◆ Task goal
Gather, from the data below, each line in which the word "Olivia" occurs.

== The data ==

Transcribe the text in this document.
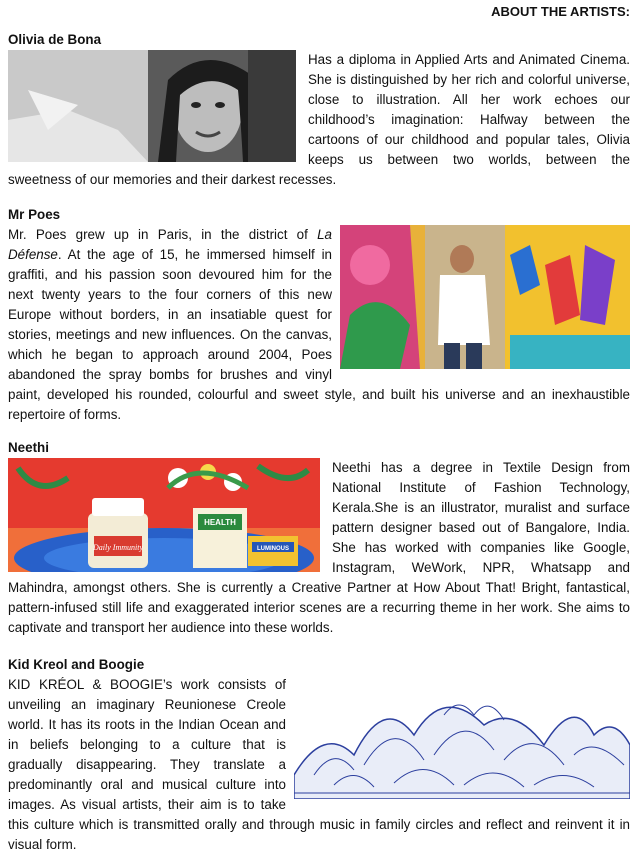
ABOUT THE ARTISTS:
Olivia de Bona

Has a diploma in Applied Arts and Animated Cinema. She is distinguished by her rich and colorful universe, close to illustration. All her work echoes our childhood’s imagination: Halfway between the cartoons of our childhood and popular tales, Olivia keeps us between two worlds, between the sweetness of our memories and their darkest recesses.

Mr Poes

Mr. Poes grew up in Paris, in the district of La Défense. At the age of 15, he immersed himself in graffiti, and his passion soon devoured him for the next twenty years to the four corners of this new Europe without borders, in an insatiable quest for stories, meetings and new influences. On the canvas, which he began to approach around 2004, Poes abandoned the spray bombs for brushes and vinyl paint, developed his rounded, colourful and sweet style, and built his universe and an inexhaustible repertoire of forms.

Neethi
Daily Immunity
HEALTH
LUMINOUS

Neethi has a degree in Textile Design from National Institute of Fashion Technology, Kerala.She is an illustrator, muralist and surface pattern designer based out of Bangalore, India. She has worked with companies like Google, Instagram, WeWork, NPR, Whatsapp and Mahindra, amongst others. She is currently a Creative Partner at How About That! Bright, fantastical, pattern-infused still life and exaggerated interior scenes are a recurring theme in her work. She aims to captivate and transport her audience into these worlds.

Kid Kreol and Boogie

KID KRÉOL & BOOGIE’s work consists of unveiling an imaginary Reunionese Creole world. It has its roots in the Indian Ocean and in beliefs belonging to a culture that is gradually disappearing. They translate a predominantly oral and musical culture into images. As visual artists, their aim is to take this culture which is transmitted orally and through music in family circles and reflect and reinvent it in visual form.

===

◆ The response
Olivia de Bona
Has a diploma in Applied Arts and Animated Cinema. She is distinguished by her rich and colorful universe, close to illustration. All her work echoes our childhood’s imagination: Halfway between the cartoons of our childhood and popular tales, Olivia keeps us between two worlds, between the sweetness of our memories and their darkest recesses.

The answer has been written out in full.